• Your objective: Set down each record below precisely, skipping the pictures.

--- Extracted data ---

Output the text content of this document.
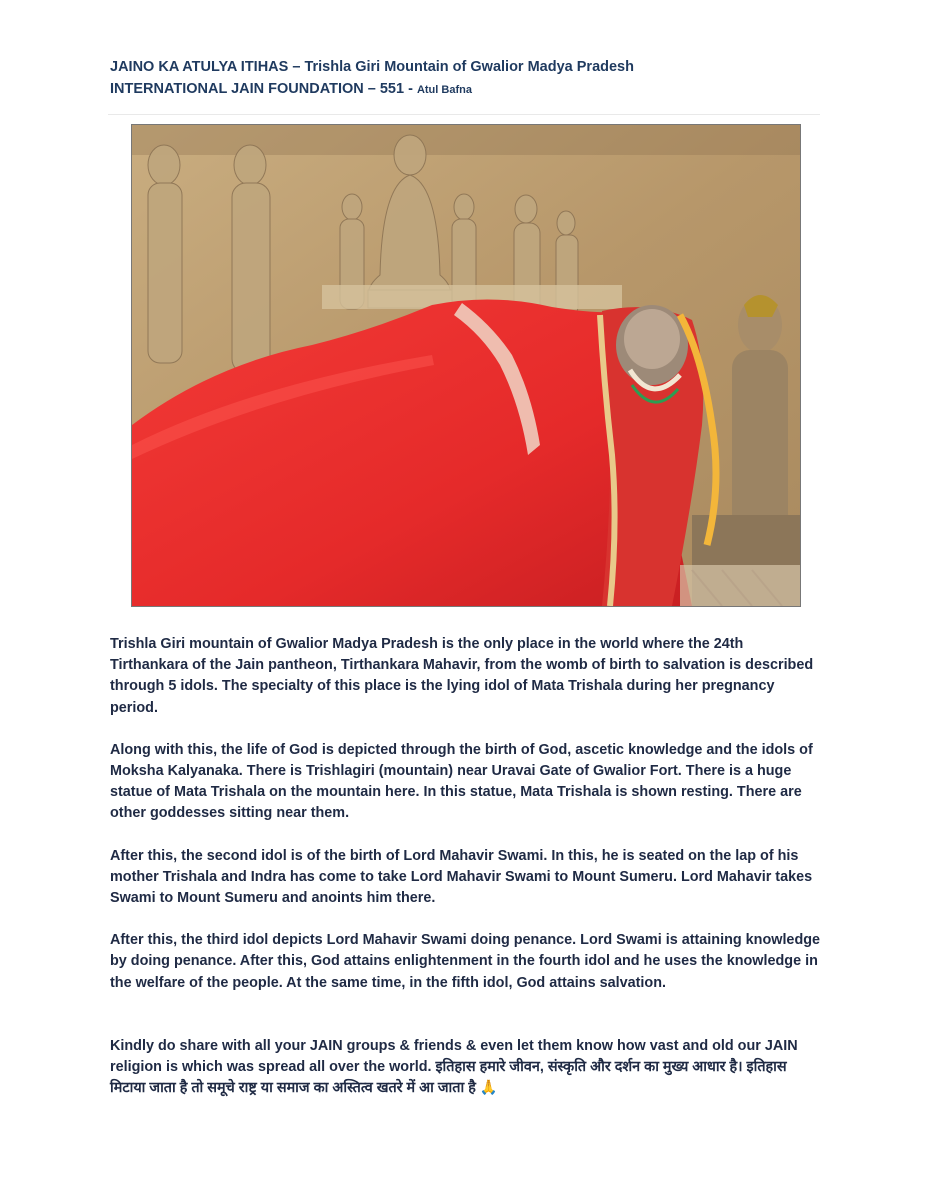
JAINO KA ATULYA ITIHAS – Trishla Giri Mountain of Gwalior Madya Pradesh
INTERNATIONAL JAIN FOUNDATION – 551 - Atul Bafna

Trishla Giri mountain of Gwalior Madya Pradesh is the only place in the world where the 24th Tirthankara of the Jain pantheon, Tirthankara Mahavir, from the womb of birth to salvation is described through 5 idols. The specialty of this place is the lying idol of Mata Trishala during her pregnancy period.

Along with this, the life of God is depicted through the birth of God, ascetic knowledge and the idols of Moksha Kalyanaka. There is Trishlagiri (mountain) near Uravai Gate of Gwalior Fort. There is a huge statue of Mata Trishala on the mountain here. In this statue, Mata Trishala is shown resting. There are other goddesses sitting near them.

After this, the second idol is of the birth of Lord Mahavir Swami. In this, he is seated on the lap of his mother Trishala and Indra has come to take Lord Mahavir Swami to Mount Sumeru. Lord Mahavir takes Swami to Mount Sumeru and anoints him there.

After this, the third idol depicts Lord Mahavir Swami doing penance. Lord Swami is attaining knowledge by doing penance. After this, God attains enlightenment in the fourth idol and he uses the knowledge in the welfare of the people. At the same time, in the fifth idol, God attains salvation.

Kindly do share with all your JAIN groups & friends & even let them know how vast and old our JAIN religion is which was spread all over the world. इतिहास हमारे जीवन, संस्कृति और दर्शन का मुख्य आधार है। इतिहास मिटाया जाता है तो समूचे राष्ट्र या समाज का अस्तित्व खतरे में आ जाता है 🙏
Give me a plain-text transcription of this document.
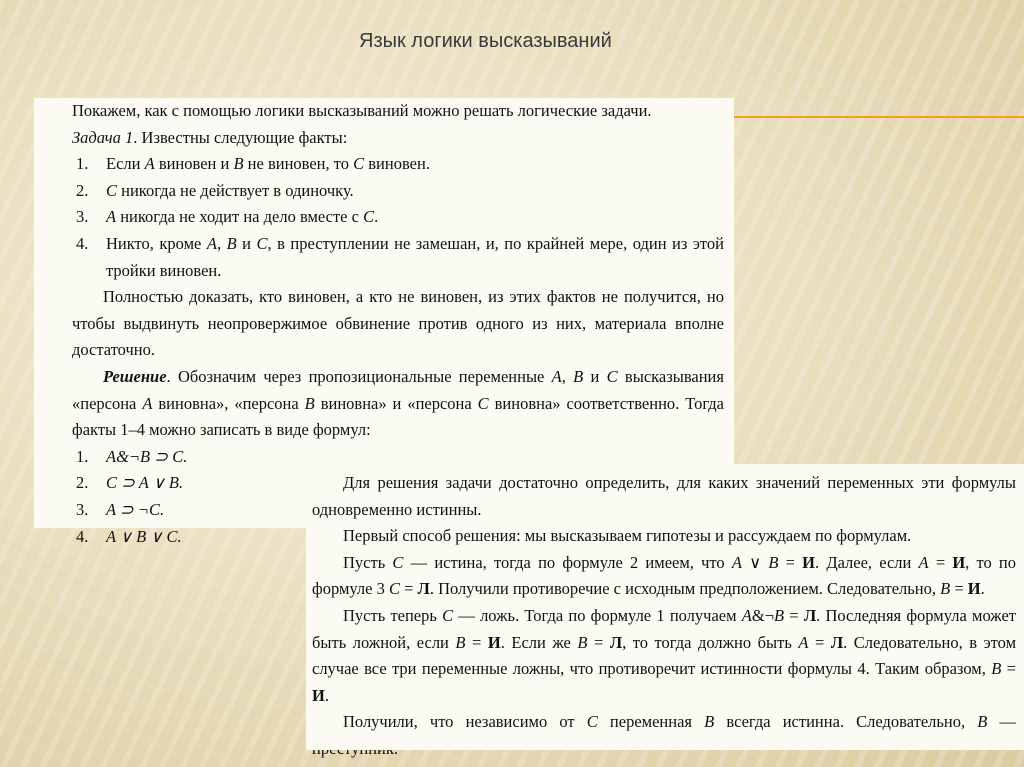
Язык логики высказываний

Покажем, как с помощью логики высказываний можно решать логические задачи.

Задача 1. Известны следующие факты:

1. Если A виновен и B не виновен, то C виновен.
2. C никогда не действует в одиночку.
3. A никогда не ходит на дело вместе с C.
4. Никто, кроме A, B и C, в преступлении не замешан, и, по крайней мере, один из этой тройки виновен.

Полностью доказать, кто виновен, а кто не виновен, из этих фактов не получится, но чтобы выдвинуть неопровержимое обвинение против одного из них, материала вполне достаточно.

Решение. Обозначим через пропозициональные переменные A, B и C высказывания «персона A виновна», «персона B виновна» и «персона C виновна» соответственно. Тогда факты 1–4 можно записать в виде формул:

1. A&¬B ⊃ C.
2. C ⊃ A ∨ B.
3. A ⊃ ¬C.
4. A ∨ B ∨ C.

Для решения задачи достаточно определить, для каких значений переменных эти формулы одновременно истинны.

Первый способ решения: мы высказываем гипотезы и рассуждаем по формулам.

Пусть C — истина, тогда по формуле 2 имеем, что A ∨ B = И. Далее, если A = И, то по формуле 3 C = Л. Получили противоречие с исходным предположением. Следовательно, B = И.

Пусть теперь C — ложь. Тогда по формуле 1 получаем A&¬B = Л. Последняя формула может быть ложной, если B = И. Если же B = Л, то тогда должно быть A = Л. Следовательно, в этом случае все три переменные ложны, что противоречит истинности формулы 4. Таким образом, B = И.

Получили, что независимо от C переменная B всегда истинна. Следовательно, B —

---

• Expected answer:
Output the text content of this document.
JAINO KA ATULYA ITIHAS – Trishla Giri Mountain of Gwalior Madya Pradesh
INTERNATIONAL JAIN FOUNDATION – 551 - Atul Bafna

Trishla Giri mountain of Gwalior Madya Pradesh is the only place in the world where the 24th Tirthankara of the Jain pantheon, Tirthankara Mahavir, from the womb of birth to salvation is described through 5 idols. The specialty of this place is the lying idol of Mata Trishala during her pregnancy period.

Along with this, the life of God is depicted through the birth of God, ascetic knowledge and the idols of Moksha Kalyanaka. There is Trishlagiri (mountain) near Uravai Gate of Gwalior Fort. There is a huge statue of Mata Trishala on the mountain here. In this statue, Mata Trishala is shown resting. There are other goddesses sitting near them.

After this, the second idol is of the birth of Lord Mahavir Swami. In this, he is seated on the lap of his mother Trishala and Indra has come to take Lord Mahavir Swami to Mount Sumeru. Lord Mahavir takes Swami to Mount Sumeru and anoints him there.

After this, the third idol depicts Lord Mahavir Swami doing penance. Lord Swami is attaining knowledge by doing penance. After this, God attains enlightenment in the fourth idol and he uses the knowledge in the welfare of the people. At the same time, in the fifth idol, God attains salvation.

Kindly do share with all your JAIN groups & friends & even let them know how vast and old our JAIN religion is which was spread all over the world. इतिहास हमारे जीवन, संस्कृति और दर्शन का मुख्य आधार है। इतिहास मिटाया जाता है तो समूचे राष्ट्र या समाज का अस्तित्व खतरे में आ जाता है 🙏
Give me a plain-text transcription of this document.
Язык логики высказываний

Покажем, как с помощью логики высказываний можно решать логические задачи.

Задача 1. Известны следующие факты:

1. Если A виновен и B не виновен, то C виновен.
2. C никогда не действует в одиночку.
3. A никогда не ходит на дело вместе с C.
4. Никто, кроме A, B и C, в преступлении не замешан, и, по крайней мере, один из этой тройки виновен.

Полностью доказать, кто виновен, а кто не виновен, из этих фактов не получится, но чтобы выдвинуть неопровержимое обвинение против одного из них, материала вполне достаточно.

Решение. Обозначим через пропозициональные переменные A, B и C высказывания «персона A виновна», «персона B виновна» и «персона C виновна» соответственно. Тогда факты 1–4 можно записать в виде формул:

1. A&¬B ⊃ C.
2. C ⊃ A ∨ B.
3. A ⊃ ¬C.
4. A ∨ B ∨ C.

Для решения задачи достаточно определить, для каких значений переменных эти формулы одновременно истинны.

Первый способ решения: мы высказываем гипотезы и рассуждаем по формулам.

Пусть C — истина, тогда по формуле 2 имеем, что A ∨ B = И. Далее, если A = И, то по формуле 3 C = Л. Получили противоречие с исходным предположением. Следовательно, B = И.

Пусть теперь C — ложь. Тогда по формуле 1 получаем A&¬B = Л. Последняя формула может быть ложной, если B = И. Если же B = Л, то тогда должно быть A = Л. Следовательно, в этом случае все три переменные ложны, что противоречит истинности формулы 4. Таким образом, B = И.

Получили, что независимо от C переменная B всегда истинна. Следовательно, B —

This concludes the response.